- **Task directions**:
Extract the complete listing and output it unchanged.
start
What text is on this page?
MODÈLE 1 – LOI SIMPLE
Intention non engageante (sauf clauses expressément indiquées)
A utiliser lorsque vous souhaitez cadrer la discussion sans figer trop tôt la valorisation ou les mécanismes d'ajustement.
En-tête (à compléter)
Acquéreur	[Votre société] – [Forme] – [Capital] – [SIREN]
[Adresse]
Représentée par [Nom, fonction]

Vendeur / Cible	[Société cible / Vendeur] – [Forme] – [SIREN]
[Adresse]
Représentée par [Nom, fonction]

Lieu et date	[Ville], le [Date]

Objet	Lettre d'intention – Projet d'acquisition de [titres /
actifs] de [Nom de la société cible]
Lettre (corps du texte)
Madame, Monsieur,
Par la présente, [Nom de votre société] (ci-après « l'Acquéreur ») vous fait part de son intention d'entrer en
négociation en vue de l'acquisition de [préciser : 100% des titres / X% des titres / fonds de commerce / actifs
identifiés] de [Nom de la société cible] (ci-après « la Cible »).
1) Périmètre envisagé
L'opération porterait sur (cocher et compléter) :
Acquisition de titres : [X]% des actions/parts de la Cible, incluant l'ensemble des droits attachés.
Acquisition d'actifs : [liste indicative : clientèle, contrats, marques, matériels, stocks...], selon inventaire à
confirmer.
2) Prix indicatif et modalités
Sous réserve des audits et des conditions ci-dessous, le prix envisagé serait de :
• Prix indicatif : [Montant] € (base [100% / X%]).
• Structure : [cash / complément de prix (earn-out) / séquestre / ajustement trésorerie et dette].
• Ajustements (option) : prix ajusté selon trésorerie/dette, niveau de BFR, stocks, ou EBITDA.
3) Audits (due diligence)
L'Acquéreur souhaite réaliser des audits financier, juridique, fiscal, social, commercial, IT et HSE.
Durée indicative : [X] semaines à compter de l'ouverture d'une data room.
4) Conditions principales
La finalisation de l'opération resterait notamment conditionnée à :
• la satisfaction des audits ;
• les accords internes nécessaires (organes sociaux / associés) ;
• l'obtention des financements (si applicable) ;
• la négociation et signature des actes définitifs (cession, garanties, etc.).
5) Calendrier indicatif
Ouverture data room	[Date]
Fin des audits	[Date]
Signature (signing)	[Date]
end
- **Answer for this exercise**:
What text is on this page?
MODÈLE 1 – LOI SIMPLE
Intention non engageante (sauf clauses expressément indiquées)
A utiliser lorsque vous souhaitez cadrer la discussion sans figer trop tôt la valorisation ou les mécanismes d'ajustement.
En-tête (à compléter)
Acquéreur	[Votre société] – [Forme] – [Capital] – [SIREN]
[Adresse]
Représentée par [Nom, fonction]

Vendeur / Cible	[Société cible / Vendeur] – [Forme] – [SIREN]
[Adresse]
Représentée par [Nom, fonction]

Lieu et date	[Ville], le [Date]

Objet	Lettre d'intention – Projet d'acquisition de [titres /
actifs] de [Nom de la société cible]
Lettre (corps du texte)
Madame, Monsieur,
Par la présente, [Nom de votre société] (ci-après « l'Acquéreur ») vous fait part de son intention d'entrer en
négociation en vue de l'acquisition de [préciser : 100% des titres / X% des titres / fonds de commerce / actifs
identifiés] de [Nom de la société cible] (ci-après « la Cible »).
1) Périmètre envisagé
L'opération porterait sur (cocher et compléter) :
Acquisition de titres : [X]% des actions/parts de la Cible, incluant l'ensemble des droits attachés.
Acquisition d'actifs : [liste indicative : clientèle, contrats, marques, matériels, stocks...], selon inventaire à
confirmer.
2) Prix indicatif et modalités
Sous réserve des audits et des conditions ci-dessous, le prix envisagé serait de :
• Prix indicatif : [Montant] € (base [100% / X%]).
• Structure : [cash / complément de prix (earn-out) / séquestre / ajustement trésorerie et dette].
• Ajustements (option) : prix ajusté selon trésorerie/dette, niveau de BFR, stocks, ou EBITDA.
3) Audits (due diligence)
L'Acquéreur souhaite réaliser des audits financier, juridique, fiscal, social, commercial, IT et HSE.
Durée indicative : [X] semaines à compter de l'ouverture d'une data room.
4) Conditions principales
La finalisation de l'opération resterait notamment conditionnée à :
• la satisfaction des audits ;
• les accords internes nécessaires (organes sociaux / associés) ;
• l'obtention des financements (si applicable) ;
• la négociation et signature des actes définitifs (cession, garanties, etc.).
5) Calendrier indicatif
Ouverture data room	[Date]
Fin des audits	[Date]
Signature (signing)	[Date]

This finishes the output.